* Exercise brief *
Transcribe every line of the records verbatim.

* Supplied records *
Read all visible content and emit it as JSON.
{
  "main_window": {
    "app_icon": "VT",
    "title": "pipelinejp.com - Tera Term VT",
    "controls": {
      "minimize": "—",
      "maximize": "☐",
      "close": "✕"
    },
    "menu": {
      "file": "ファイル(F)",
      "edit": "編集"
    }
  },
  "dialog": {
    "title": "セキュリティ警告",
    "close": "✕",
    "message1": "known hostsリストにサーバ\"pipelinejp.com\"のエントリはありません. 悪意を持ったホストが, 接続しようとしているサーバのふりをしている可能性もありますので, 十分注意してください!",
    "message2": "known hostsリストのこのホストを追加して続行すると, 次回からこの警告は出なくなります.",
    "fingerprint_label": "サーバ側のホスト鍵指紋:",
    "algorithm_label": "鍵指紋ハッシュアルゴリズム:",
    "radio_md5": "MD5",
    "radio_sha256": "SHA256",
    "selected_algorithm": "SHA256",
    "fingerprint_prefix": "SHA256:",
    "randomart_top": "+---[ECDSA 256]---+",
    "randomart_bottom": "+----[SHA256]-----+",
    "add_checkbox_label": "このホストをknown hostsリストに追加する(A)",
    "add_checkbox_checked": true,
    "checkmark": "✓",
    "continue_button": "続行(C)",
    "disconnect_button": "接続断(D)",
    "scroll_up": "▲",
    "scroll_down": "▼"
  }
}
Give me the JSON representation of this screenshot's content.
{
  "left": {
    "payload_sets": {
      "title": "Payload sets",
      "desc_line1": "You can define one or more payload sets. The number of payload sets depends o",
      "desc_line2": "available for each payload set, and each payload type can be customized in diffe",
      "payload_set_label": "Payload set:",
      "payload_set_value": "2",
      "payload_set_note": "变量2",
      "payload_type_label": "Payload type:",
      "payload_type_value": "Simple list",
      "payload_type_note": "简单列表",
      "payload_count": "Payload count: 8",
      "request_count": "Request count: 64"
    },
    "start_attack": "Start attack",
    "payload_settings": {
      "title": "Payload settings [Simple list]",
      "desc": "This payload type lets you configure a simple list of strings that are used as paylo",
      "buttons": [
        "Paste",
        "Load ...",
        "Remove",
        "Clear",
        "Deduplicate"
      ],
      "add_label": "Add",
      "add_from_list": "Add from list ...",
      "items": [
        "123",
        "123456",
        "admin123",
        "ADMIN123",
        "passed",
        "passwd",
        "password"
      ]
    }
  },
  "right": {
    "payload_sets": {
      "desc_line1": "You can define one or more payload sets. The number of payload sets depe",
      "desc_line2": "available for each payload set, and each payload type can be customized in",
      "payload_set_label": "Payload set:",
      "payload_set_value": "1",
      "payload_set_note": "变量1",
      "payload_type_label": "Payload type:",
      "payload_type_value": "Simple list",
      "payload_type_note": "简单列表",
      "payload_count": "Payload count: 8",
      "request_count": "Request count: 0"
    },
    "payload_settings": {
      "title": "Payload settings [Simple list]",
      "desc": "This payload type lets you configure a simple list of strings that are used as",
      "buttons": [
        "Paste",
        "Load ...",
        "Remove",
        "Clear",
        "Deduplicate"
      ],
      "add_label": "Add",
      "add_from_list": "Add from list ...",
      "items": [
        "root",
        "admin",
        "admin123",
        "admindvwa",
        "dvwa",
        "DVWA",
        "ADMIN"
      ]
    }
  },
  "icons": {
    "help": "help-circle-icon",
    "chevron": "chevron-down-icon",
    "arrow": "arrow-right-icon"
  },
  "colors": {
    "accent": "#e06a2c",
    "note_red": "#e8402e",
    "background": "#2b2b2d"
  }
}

* Solution to the problem *
Read all visible content and emit it as JSON.
{
  "main_window": {
    "app_icon": "VT",
    "title": "pipelinejp.com - Tera Term VT",
    "controls": {
      "minimize": "—",
      "maximize": "☐",
      "close": "✕"
    },
    "menu": {
      "file": "ファイル(F)",
      "edit": "編集"
    }
  },
  "dialog": {
    "title": "セキュリティ警告",
    "close": "✕",
    "message1": "known hostsリストにサーバ\"pipelinejp.com\"のエントリはありません. 悪意を持ったホストが, 接続しようとしているサーバのふりをしている可能性もありますので, 十分注意してください!",
    "message2": "known hostsリストのこのホストを追加して続行すると, 次回からこの警告は出なくなります.",
    "fingerprint_label": "サーバ側のホスト鍵指紋:",
    "algorithm_label": "鍵指紋ハッシュアルゴリズム:",
    "radio_md5": "MD5",
    "radio_sha256": "SHA256",
    "selected_algorithm": "SHA256",
    "fingerprint_prefix": "SHA256:",
    "randomart_top": "+---[ECDSA 256]---+",
    "randomart_bottom": "+----[SHA256]-----+",
    "add_checkbox_label": "このホストをknown hostsリストに追加する(A)",
    "add_checkbox_checked": true,
    "checkmark": "✓",
    "continue_button": "続行(C)",
    "disconnect_button": "接続断(D)",
    "scroll_up": "▲",
    "scroll_down": "▼"
  }
}
Give me the JSON representation of this screenshot's content.
{
  "left": {
    "payload_sets": {
      "title": "Payload sets",
      "desc_line1": "You can define one or more payload sets. The number of payload sets depends o",
      "desc_line2": "available for each payload set, and each payload type can be customized in diffe",
      "payload_set_label": "Payload set:",
      "payload_set_value": "2",
      "payload_set_note": "变量2",
      "payload_type_label": "Payload type:",
      "payload_type_value": "Simple list",
      "payload_type_note": "简单列表",
      "payload_count": "Payload count: 8",
      "request_count": "Request count: 64"
    },
    "start_attack": "Start attack",
    "payload_settings": {
      "title": "Payload settings [Simple list]",
      "desc": "This payload type lets you configure a simple list of strings that are used as paylo",
      "buttons": [
        "Paste",
        "Load ...",
        "Remove",
        "Clear",
        "Deduplicate"
      ],
      "add_label": "Add",
      "add_from_list": "Add from list ...",
      "items": [
        "123",
        "123456",
        "admin123",
        "ADMIN123",
        "passed",
        "passwd",
        "password"
      ]
    }
  },
  "right": {
    "payload_sets": {
      "desc_line1": "You can define one or more payload sets. The number of payload sets depe",
      "desc_line2": "available for each payload set, and each payload type can be customized in",
      "payload_set_label": "Payload set:",
      "payload_set_value": "1",
      "payload_set_note": "变量1",
      "payload_type_label": "Payload type:",
      "payload_type_value": "Simple list",
      "payload_type_note": "简单列表",
      "payload_count": "Payload count: 8",
      "request_count": "Request count: 0"
    },
    "payload_settings": {
      "title": "Payload settings [Simple list]",
      "desc": "This payload type lets you configure a simple list of strings that are used as",
      "buttons": [
        "Paste",
        "Load ...",
        "Remove",
        "Clear",
        "Deduplicate"
      ],
      "add_label": "Add",
      "add_from_list": "Add from list ...",
      "items": [
        "root",
        "admin",
        "admin123",
        "admindvwa",
        "dvwa",
        "DVWA",
        "ADMIN"
      ]
    }
  },
  "icons": {
    "help": "help-circle-icon",
    "chevron": "chevron-down-icon",
    "arrow": "arrow-right-icon"
  },
  "colors": {
    "accent": "#e06a2c",
    "note_red": "#e8402e",
    "background": "#2b2b2d"
  }
}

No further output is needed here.